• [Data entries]
*-*-*
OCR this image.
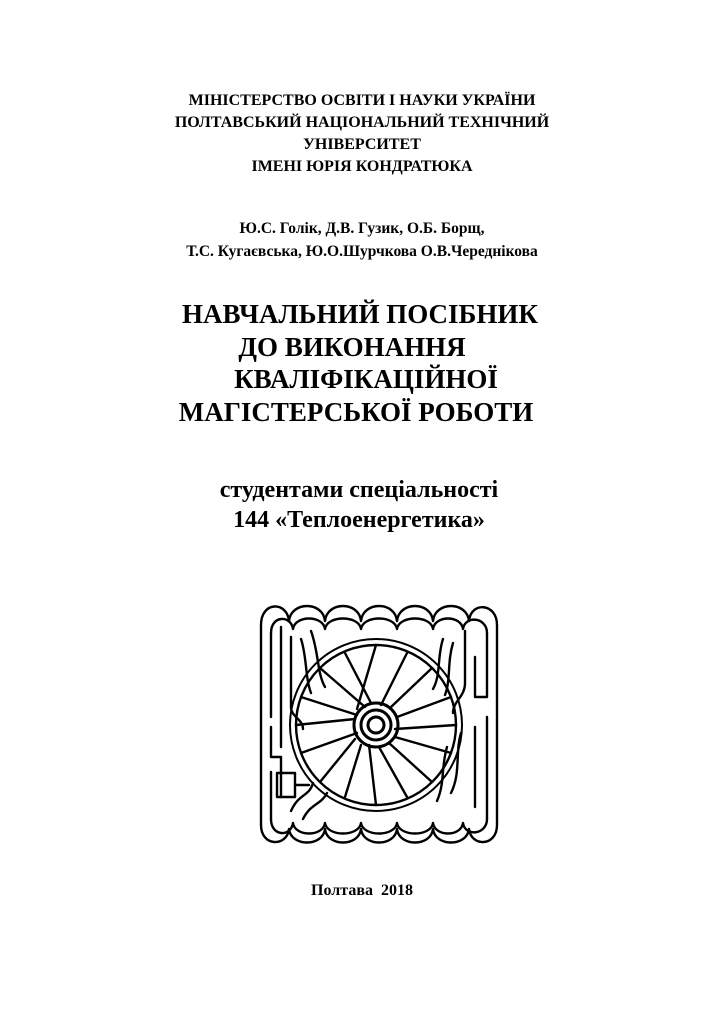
МІНІСТЕРСТВО ОСВІТИ І НАУКИ УКРАЇНИ
ПОЛТАВСЬКИЙ НАЦІОНАЛЬНИЙ ТЕХНІЧНИЙ
УНІВЕРСИТЕТ
ІМЕНІ ЮРІЯ КОНДРАТЮКА
Ю.С. Голік, Д.В. Гузик, О.Б. Борщ,
Т.С. Кугаєвська, Ю.О.Шурчкова О.В.Череднікова
НАВЧАЛЬНИЙ ПОСІБНИК
ДО ВИКОНАННЯ
КВАЛІФІКАЦІЙНОЇ
МАГІСТЕРСЬКОЇ РОБОТИ
студентами спеціальності
144 «Теплоенергетика»
Полтава  2018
*-*-*
• [REQUEST]
Output all of the records exactly as they appear above, but not the pictures.

• [EXERCISE ANSWER]
OCR this image.
МІНІСТЕРСТВО ОСВІТИ І НАУКИ УКРАЇНИ
ПОЛТАВСЬКИЙ НАЦІОНАЛЬНИЙ ТЕХНІЧНИЙ
УНІВЕРСИТЕТ
ІМЕНІ ЮРІЯ КОНДРАТЮКА
Ю.С. Голік, Д.В. Гузик, О.Б. Борщ,
Т.С. Кугаєвська, Ю.О.Шурчкова О.В.Череднікова
НАВЧАЛЬНИЙ ПОСІБНИК
ДО ВИКОНАННЯ
КВАЛІФІКАЦІЙНОЇ
МАГІСТЕРСЬКОЇ РОБОТИ
студентами спеціальності
144 «Теплоенергетика»
Полтава  2018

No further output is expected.